REQUIREMENT | Filter the lines below, keeping each one that holds "heading".

PROVIDED DATA |

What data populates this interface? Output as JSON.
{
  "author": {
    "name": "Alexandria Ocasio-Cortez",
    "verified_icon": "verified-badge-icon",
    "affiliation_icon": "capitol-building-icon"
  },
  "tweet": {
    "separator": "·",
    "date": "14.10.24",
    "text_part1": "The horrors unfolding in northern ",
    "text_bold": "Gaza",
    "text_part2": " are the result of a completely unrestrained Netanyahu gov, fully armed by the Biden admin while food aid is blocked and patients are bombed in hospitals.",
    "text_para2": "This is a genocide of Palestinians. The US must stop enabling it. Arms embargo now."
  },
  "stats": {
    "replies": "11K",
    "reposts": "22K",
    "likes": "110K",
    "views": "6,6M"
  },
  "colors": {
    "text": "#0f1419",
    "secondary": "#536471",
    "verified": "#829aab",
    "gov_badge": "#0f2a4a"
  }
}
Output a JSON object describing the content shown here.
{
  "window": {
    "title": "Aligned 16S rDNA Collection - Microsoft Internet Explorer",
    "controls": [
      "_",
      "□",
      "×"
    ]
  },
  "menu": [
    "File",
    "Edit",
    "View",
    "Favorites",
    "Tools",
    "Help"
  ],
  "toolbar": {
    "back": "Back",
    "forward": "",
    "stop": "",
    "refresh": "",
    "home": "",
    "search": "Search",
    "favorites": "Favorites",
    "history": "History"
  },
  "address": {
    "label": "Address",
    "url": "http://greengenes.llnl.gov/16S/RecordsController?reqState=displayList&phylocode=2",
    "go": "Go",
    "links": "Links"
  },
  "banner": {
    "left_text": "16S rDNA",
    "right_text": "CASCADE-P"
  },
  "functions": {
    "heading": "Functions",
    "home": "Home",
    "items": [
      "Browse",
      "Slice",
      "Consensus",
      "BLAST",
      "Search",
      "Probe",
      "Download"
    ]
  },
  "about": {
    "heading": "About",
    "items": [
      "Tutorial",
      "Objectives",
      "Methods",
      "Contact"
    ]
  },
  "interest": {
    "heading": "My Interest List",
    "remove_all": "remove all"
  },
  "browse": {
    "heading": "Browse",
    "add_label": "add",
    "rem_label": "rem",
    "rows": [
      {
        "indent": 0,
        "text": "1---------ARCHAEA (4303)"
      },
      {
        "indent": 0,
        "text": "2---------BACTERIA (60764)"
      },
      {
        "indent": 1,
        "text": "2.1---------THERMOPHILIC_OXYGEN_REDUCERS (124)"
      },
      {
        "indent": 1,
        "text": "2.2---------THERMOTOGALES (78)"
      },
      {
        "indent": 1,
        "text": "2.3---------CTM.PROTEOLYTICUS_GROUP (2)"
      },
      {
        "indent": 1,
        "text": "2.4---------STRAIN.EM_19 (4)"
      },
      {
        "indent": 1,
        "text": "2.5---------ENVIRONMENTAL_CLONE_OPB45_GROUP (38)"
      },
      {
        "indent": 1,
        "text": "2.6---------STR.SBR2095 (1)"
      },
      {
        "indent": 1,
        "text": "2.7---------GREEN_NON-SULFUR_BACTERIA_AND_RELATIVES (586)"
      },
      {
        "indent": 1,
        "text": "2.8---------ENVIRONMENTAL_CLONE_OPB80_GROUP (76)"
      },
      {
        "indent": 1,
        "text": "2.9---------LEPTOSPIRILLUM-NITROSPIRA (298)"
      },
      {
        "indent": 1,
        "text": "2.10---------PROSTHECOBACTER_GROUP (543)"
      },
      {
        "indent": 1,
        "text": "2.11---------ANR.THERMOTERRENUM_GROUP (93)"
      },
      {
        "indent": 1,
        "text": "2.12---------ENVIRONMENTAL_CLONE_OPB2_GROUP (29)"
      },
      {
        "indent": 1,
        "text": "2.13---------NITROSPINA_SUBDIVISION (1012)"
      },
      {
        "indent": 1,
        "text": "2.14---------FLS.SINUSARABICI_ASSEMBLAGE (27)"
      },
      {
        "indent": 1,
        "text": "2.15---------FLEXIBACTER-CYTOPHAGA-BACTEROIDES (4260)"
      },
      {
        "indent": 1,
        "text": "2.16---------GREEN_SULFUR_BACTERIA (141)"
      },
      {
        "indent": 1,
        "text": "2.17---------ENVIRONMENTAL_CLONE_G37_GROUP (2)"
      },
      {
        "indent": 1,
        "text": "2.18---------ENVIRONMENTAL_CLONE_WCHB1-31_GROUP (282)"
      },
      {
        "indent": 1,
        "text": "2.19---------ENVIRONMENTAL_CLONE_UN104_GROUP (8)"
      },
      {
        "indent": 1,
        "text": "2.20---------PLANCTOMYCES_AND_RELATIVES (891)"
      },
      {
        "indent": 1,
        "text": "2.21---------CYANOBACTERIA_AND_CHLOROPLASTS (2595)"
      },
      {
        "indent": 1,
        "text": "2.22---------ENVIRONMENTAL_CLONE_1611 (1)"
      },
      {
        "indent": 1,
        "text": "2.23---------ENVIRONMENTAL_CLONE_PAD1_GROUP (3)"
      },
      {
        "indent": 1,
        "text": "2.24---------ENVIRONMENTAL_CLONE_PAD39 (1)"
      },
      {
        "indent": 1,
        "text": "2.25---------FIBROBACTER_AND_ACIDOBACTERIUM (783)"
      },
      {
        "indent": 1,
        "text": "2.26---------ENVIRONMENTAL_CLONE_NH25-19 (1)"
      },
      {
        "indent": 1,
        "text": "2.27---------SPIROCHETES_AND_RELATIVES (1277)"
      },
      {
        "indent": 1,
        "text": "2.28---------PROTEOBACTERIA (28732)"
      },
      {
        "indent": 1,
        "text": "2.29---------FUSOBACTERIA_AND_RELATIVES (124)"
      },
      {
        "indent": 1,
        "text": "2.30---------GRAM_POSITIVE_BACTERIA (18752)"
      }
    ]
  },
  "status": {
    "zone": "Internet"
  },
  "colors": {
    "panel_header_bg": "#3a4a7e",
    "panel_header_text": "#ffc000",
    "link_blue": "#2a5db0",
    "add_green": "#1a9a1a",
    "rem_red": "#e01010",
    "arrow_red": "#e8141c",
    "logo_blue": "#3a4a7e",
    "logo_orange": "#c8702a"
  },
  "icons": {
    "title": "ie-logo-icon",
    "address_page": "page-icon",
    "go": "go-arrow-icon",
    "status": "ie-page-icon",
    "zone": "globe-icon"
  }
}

EXERCISE OUTPUT |
    "heading": "Functions",
    "heading": "About",
    "heading": "My Interest List",
    "heading": "Browse",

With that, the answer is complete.